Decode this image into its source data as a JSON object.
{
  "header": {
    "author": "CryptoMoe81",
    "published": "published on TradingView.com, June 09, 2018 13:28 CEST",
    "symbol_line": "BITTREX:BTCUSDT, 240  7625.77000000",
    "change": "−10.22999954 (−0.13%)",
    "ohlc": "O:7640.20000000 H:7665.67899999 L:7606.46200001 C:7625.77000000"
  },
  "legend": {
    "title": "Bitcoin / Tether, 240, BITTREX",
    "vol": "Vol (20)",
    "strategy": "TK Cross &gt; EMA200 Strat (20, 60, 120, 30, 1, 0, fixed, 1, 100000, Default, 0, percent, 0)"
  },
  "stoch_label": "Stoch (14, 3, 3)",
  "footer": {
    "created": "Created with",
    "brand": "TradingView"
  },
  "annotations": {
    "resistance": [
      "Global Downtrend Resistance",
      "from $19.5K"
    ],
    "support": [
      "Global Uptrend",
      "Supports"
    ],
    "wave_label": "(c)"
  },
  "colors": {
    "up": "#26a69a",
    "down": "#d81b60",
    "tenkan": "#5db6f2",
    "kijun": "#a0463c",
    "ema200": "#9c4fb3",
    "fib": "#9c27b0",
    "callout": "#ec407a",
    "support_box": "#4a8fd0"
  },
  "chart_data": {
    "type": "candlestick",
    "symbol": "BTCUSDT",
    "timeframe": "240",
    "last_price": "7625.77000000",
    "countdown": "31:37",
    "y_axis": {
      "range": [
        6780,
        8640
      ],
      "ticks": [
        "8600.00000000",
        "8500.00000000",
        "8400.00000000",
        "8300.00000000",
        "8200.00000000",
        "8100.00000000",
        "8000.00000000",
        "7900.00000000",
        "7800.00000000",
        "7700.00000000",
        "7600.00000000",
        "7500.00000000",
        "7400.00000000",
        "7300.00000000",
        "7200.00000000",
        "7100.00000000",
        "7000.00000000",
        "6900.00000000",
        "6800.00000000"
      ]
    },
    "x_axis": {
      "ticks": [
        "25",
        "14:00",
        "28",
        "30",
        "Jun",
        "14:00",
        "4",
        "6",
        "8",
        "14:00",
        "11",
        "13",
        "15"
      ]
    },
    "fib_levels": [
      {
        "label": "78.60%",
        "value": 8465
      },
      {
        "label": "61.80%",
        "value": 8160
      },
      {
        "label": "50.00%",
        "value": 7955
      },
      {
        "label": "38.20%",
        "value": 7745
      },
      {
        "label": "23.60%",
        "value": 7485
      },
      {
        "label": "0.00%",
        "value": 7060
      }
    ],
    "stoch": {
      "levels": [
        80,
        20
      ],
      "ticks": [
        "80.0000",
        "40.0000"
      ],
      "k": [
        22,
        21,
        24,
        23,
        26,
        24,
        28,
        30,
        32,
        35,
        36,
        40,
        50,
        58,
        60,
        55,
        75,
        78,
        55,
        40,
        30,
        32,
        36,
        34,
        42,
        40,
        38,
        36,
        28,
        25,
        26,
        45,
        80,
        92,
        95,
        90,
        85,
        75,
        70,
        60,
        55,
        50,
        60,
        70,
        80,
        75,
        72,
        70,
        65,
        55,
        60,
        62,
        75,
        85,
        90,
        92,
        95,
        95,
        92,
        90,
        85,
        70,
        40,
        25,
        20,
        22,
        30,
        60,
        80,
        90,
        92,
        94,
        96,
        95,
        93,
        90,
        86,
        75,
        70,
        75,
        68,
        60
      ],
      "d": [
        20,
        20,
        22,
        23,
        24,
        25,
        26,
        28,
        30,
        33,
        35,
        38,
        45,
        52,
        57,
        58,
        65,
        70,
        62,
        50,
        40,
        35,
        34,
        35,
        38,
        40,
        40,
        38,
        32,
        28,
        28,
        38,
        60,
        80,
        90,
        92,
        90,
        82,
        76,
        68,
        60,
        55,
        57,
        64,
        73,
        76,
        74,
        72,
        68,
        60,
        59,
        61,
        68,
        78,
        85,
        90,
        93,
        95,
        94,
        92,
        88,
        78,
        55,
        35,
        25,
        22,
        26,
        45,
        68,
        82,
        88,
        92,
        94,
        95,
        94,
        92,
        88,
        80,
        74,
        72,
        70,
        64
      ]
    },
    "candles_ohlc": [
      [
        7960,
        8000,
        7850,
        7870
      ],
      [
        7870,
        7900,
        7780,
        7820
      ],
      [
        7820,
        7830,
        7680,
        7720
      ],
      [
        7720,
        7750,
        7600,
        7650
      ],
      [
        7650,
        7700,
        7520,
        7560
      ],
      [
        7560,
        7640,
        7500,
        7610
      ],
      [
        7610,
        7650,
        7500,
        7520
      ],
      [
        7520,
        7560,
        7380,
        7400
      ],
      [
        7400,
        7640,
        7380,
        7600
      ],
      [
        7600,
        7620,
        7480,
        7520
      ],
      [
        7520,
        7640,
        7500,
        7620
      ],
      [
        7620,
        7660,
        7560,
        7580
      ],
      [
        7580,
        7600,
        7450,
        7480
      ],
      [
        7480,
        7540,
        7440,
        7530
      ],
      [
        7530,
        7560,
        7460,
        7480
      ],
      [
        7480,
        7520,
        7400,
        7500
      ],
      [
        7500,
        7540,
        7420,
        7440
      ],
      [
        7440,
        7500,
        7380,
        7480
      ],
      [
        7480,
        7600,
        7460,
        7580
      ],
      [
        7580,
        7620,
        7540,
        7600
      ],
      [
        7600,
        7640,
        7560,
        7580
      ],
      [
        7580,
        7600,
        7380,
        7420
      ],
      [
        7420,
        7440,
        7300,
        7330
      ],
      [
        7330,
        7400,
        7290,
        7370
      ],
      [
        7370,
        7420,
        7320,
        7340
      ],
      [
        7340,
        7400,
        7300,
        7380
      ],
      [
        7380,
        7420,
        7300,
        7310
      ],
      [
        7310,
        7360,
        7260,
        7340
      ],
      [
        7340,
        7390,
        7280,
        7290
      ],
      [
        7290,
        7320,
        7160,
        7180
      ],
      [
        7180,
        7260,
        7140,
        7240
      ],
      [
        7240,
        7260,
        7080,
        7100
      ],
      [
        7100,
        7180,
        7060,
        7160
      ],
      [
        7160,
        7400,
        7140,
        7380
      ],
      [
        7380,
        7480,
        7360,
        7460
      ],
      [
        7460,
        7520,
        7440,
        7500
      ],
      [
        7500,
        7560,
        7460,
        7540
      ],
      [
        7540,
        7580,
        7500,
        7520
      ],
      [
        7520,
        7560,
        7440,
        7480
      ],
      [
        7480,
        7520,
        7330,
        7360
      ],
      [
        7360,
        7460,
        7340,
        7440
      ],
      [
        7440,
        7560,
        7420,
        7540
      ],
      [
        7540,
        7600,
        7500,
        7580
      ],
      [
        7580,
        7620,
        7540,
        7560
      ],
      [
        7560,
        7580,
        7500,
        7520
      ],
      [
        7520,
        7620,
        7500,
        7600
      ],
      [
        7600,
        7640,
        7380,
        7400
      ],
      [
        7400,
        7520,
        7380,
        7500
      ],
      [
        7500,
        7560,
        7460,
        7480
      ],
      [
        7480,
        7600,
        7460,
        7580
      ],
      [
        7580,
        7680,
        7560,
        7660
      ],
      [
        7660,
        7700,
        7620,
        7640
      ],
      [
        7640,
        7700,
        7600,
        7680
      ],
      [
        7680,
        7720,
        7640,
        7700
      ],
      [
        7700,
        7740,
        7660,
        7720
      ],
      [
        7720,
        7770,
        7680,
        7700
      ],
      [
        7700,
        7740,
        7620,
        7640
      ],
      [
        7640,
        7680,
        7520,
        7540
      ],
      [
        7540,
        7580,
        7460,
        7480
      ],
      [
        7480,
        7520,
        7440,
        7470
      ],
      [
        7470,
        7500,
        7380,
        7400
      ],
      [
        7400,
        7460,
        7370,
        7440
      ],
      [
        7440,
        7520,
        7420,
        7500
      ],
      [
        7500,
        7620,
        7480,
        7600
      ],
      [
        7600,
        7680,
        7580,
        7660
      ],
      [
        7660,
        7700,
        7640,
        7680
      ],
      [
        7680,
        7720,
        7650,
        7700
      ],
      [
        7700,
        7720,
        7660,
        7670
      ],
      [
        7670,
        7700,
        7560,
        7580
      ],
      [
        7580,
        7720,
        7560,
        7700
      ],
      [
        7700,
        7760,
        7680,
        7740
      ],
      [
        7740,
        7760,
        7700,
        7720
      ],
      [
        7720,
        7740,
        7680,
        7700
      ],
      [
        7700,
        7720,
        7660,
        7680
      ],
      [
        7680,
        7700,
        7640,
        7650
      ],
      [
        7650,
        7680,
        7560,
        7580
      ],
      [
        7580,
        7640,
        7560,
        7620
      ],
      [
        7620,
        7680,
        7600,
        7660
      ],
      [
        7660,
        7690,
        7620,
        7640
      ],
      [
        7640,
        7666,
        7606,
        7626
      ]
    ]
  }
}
━━━━━━━━━━━━━━━━
▶ Problem details
Gather each line from the listing above that holds "BITTREX".

▶ Written answer
    "symbol_line": "BITTREX:BTCUSDT, 240  7625.77000000",
    "title": "Bitcoin / Tether, 240, BITTREX",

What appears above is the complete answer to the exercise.